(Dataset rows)
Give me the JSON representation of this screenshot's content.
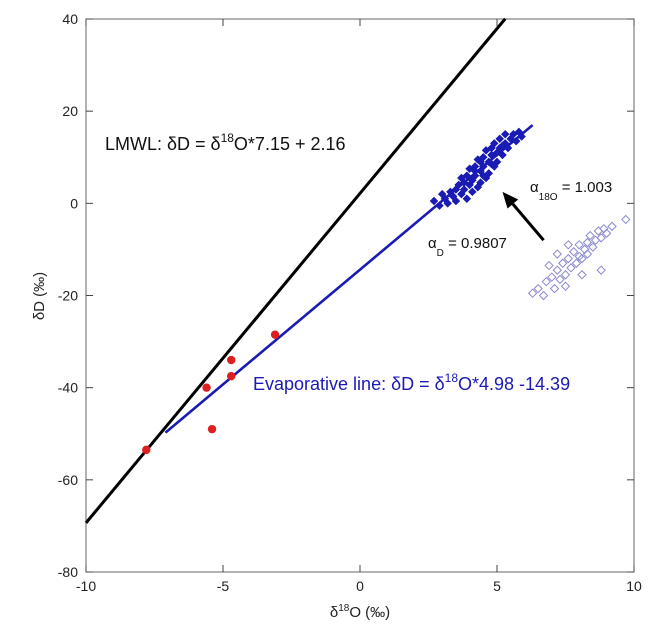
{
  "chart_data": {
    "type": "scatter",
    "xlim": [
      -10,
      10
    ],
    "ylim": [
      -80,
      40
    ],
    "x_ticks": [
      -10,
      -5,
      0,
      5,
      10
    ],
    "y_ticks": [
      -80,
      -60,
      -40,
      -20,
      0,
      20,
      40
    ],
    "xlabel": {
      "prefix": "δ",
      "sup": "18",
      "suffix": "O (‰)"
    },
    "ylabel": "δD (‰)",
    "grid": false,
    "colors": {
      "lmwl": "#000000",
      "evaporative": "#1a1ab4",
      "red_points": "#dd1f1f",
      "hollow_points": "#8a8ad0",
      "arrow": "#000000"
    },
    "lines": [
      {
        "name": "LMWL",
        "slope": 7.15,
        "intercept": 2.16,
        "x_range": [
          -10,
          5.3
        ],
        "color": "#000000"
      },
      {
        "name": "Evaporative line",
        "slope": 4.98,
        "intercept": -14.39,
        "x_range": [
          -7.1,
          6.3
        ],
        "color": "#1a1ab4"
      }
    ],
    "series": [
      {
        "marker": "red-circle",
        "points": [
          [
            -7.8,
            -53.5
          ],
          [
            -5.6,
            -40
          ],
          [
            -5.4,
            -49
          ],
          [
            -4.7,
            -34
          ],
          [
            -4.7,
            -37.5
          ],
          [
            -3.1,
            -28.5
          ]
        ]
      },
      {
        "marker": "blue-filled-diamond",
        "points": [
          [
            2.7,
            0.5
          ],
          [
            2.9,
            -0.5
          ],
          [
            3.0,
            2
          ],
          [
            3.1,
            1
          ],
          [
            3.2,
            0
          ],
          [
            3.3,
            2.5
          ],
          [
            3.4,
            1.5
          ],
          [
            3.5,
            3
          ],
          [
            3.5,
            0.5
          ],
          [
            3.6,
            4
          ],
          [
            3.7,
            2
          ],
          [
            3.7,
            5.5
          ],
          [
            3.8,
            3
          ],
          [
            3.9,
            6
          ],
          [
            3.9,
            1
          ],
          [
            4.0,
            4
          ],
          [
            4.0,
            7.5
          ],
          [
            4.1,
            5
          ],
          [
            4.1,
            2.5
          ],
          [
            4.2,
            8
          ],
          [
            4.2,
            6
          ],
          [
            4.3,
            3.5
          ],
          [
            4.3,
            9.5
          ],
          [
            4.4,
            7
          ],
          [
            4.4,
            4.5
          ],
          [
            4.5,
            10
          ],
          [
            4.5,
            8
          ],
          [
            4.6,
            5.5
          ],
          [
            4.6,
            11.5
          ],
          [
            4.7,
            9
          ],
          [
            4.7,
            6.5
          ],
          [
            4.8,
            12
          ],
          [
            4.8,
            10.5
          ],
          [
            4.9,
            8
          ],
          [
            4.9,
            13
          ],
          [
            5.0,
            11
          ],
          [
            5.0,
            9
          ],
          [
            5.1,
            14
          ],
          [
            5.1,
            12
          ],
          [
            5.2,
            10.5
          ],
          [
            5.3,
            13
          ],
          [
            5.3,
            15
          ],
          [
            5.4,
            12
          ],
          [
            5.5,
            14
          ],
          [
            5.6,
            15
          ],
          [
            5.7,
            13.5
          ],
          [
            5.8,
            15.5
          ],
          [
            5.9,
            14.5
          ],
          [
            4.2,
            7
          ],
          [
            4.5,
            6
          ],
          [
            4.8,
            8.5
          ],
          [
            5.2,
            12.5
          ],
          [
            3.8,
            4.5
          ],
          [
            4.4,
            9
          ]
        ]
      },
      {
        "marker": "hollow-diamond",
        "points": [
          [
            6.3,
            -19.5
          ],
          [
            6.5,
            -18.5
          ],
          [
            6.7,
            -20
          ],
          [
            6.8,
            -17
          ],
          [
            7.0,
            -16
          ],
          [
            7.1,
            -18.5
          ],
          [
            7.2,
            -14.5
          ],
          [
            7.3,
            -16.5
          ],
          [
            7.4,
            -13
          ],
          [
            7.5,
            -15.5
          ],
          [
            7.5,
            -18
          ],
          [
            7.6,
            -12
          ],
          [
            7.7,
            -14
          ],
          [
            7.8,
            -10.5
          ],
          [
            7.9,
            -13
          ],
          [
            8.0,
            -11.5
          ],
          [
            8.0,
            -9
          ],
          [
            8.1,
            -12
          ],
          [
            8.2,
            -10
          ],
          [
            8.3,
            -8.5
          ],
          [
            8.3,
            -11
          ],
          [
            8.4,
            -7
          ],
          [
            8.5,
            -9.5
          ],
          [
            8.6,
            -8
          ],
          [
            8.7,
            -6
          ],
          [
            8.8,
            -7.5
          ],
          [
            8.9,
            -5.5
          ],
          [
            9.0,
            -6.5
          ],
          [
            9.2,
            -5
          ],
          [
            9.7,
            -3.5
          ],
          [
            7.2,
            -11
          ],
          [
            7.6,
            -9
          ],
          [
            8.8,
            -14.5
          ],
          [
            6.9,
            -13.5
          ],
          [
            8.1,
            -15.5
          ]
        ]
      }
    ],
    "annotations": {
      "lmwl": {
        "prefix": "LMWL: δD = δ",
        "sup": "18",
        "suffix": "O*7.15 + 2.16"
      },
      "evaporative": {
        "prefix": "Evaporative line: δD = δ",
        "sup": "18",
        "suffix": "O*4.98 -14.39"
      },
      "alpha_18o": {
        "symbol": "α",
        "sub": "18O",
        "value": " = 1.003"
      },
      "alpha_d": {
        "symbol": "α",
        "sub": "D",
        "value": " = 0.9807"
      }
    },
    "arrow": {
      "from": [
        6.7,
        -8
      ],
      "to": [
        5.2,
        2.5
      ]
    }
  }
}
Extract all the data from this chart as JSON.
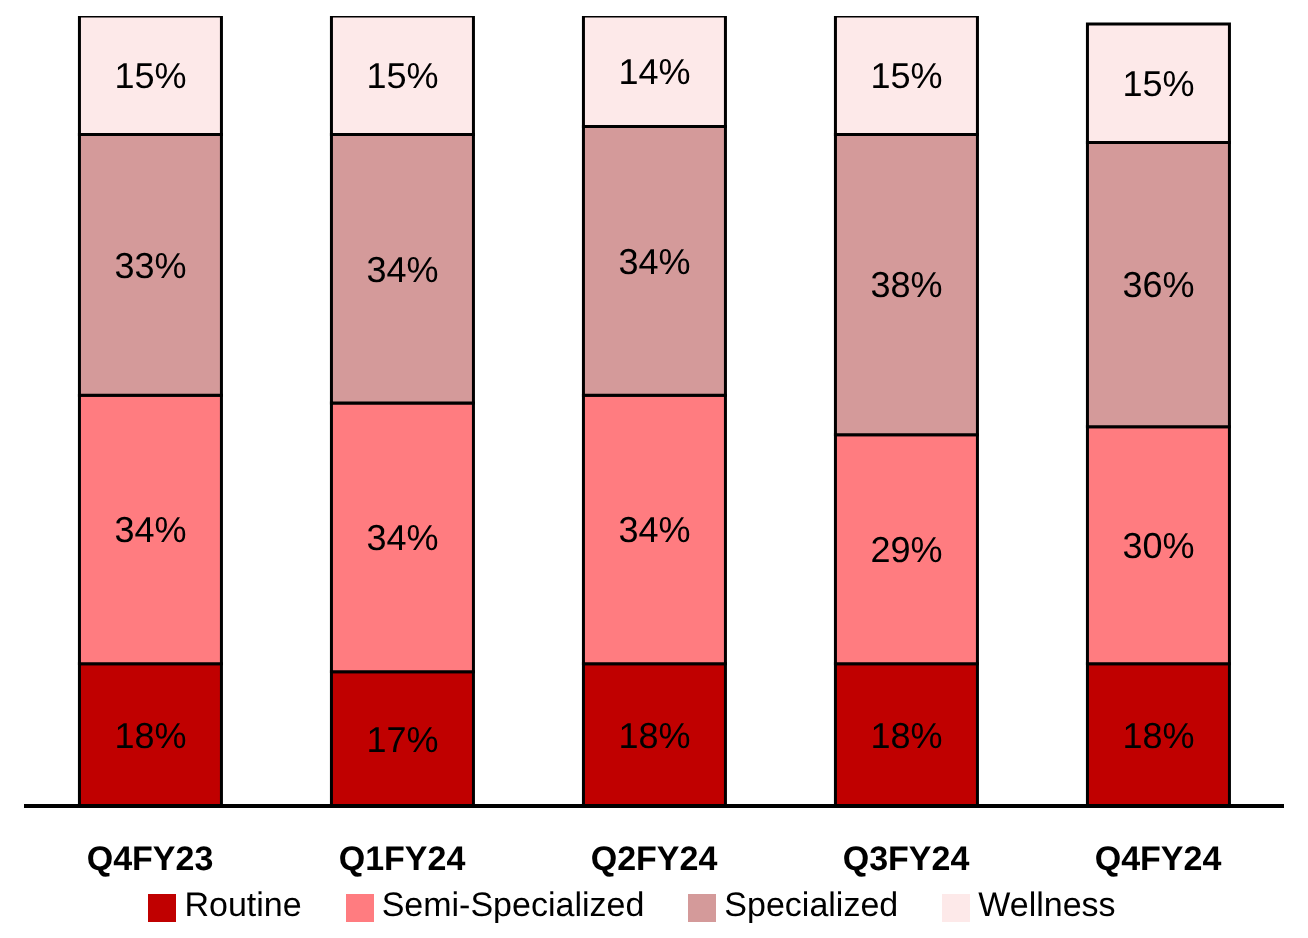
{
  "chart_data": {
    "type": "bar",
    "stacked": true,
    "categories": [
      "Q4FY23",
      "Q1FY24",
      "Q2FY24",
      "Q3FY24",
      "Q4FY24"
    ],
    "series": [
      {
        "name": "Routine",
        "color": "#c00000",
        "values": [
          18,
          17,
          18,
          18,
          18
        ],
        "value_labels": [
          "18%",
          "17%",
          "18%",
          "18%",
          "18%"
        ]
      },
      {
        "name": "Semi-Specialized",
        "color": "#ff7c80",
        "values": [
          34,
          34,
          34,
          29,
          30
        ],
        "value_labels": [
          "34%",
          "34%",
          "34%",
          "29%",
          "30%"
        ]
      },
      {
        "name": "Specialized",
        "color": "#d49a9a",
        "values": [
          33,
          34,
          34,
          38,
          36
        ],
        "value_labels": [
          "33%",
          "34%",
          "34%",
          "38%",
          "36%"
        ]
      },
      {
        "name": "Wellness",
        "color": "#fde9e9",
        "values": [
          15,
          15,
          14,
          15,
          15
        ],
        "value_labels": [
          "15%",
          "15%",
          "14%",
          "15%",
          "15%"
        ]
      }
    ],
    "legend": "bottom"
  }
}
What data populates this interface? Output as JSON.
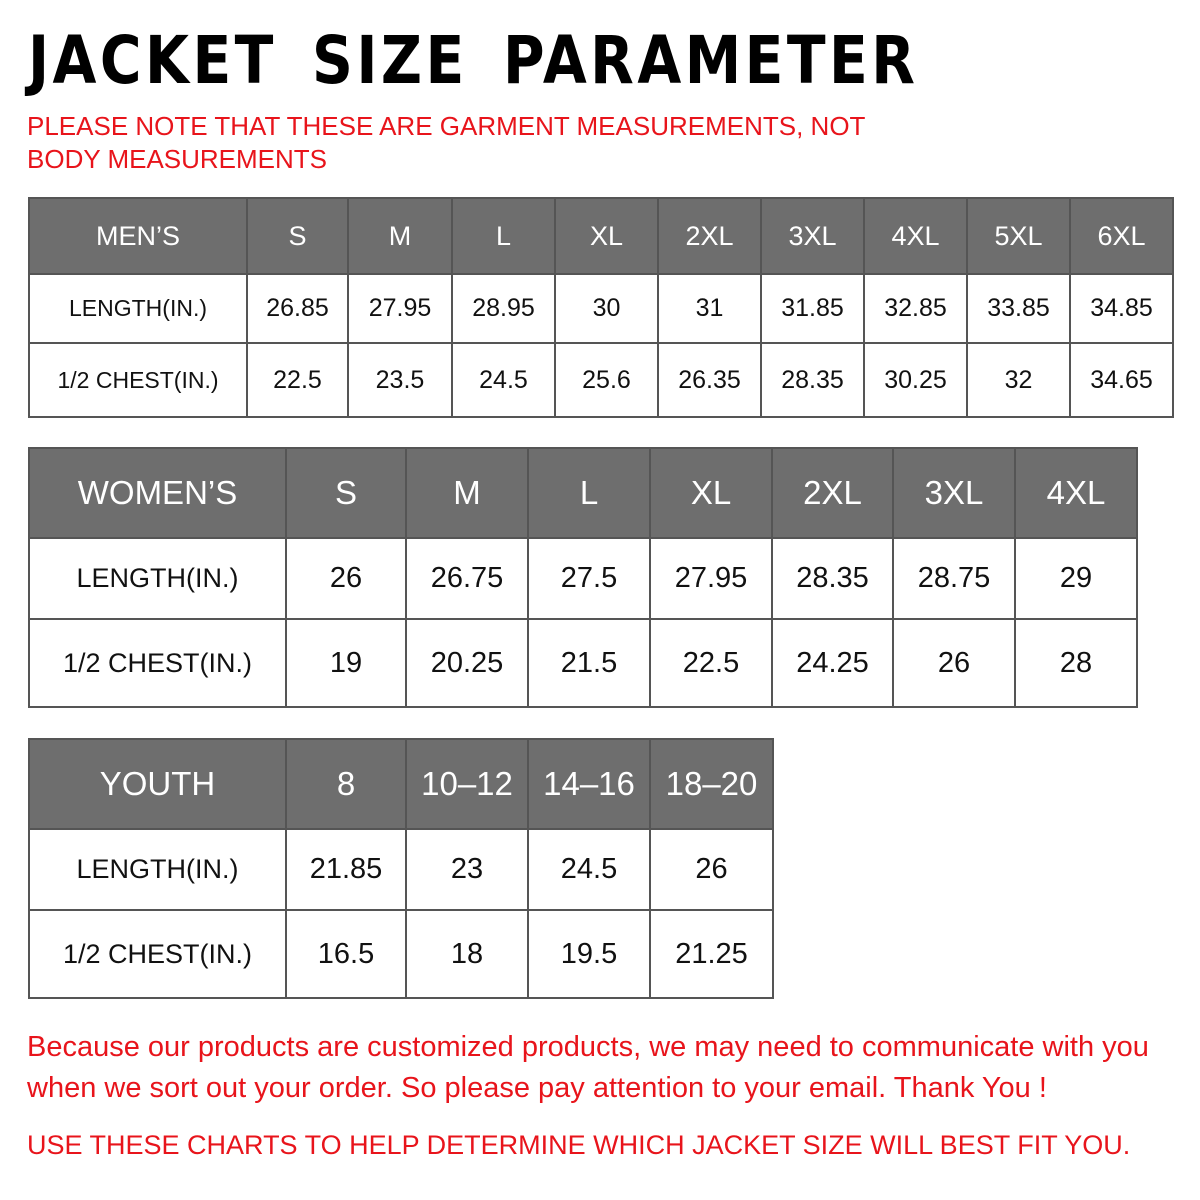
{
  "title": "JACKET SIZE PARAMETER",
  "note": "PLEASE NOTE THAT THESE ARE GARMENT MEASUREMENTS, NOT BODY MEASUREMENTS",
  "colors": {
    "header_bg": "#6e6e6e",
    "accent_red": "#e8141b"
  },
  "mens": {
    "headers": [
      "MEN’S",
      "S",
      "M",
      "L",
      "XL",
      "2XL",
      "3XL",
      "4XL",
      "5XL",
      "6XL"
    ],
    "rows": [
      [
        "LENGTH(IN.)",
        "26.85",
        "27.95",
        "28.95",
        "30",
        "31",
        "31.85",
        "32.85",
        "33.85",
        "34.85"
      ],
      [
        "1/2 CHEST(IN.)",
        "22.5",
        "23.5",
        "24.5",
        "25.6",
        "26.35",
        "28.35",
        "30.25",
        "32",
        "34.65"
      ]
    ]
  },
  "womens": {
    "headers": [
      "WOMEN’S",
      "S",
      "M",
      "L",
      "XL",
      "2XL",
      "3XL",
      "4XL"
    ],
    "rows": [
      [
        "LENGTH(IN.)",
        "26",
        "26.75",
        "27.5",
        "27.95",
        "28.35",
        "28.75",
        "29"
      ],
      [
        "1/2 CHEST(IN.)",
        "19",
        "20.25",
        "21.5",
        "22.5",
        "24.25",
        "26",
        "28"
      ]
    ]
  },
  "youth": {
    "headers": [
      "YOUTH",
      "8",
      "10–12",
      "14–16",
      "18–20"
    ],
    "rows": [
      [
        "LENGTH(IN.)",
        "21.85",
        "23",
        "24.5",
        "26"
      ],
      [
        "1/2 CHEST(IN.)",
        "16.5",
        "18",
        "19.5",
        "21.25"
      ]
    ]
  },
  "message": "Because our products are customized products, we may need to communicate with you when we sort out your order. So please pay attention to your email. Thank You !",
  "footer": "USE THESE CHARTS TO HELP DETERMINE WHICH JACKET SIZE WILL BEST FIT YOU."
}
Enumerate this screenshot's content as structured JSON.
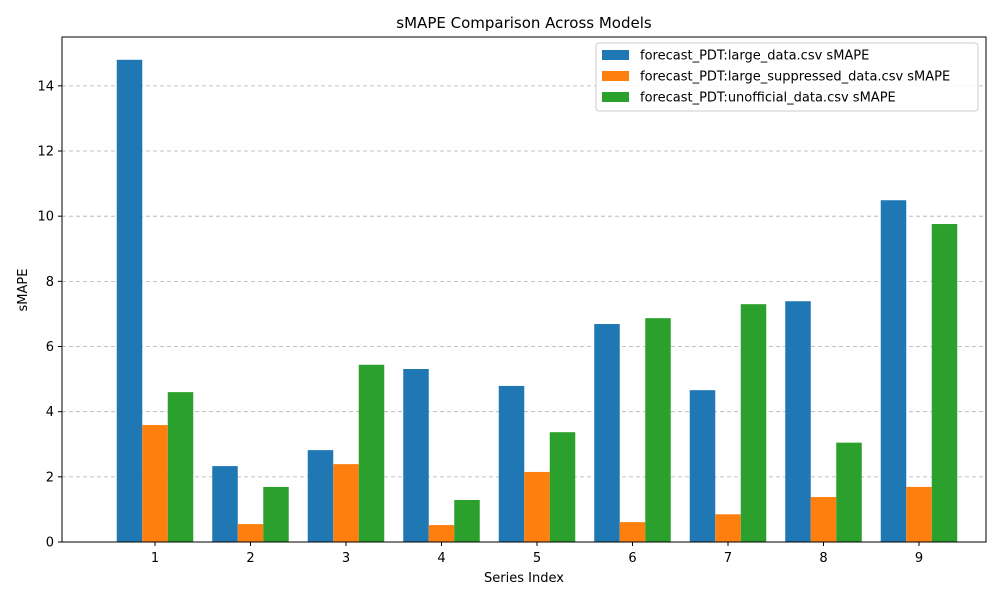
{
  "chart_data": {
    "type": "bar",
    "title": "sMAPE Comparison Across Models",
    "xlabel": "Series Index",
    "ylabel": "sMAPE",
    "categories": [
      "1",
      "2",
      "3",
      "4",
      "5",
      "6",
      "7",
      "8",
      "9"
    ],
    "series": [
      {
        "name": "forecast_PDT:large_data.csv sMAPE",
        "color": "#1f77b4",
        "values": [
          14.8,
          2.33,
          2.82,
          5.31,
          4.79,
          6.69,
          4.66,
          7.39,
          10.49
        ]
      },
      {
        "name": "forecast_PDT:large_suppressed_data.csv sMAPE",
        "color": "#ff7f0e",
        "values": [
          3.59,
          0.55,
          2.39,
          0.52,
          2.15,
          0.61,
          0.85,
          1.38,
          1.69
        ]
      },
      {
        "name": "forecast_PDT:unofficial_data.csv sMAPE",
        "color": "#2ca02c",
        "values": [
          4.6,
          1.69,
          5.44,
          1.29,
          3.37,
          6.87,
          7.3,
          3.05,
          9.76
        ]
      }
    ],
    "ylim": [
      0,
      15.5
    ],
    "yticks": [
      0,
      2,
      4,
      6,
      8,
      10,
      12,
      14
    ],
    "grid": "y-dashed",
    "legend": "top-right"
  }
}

[Written request]
Using the material above, count the lines containing the word "JACKET". Reply with the number alone.

[Correct result]
2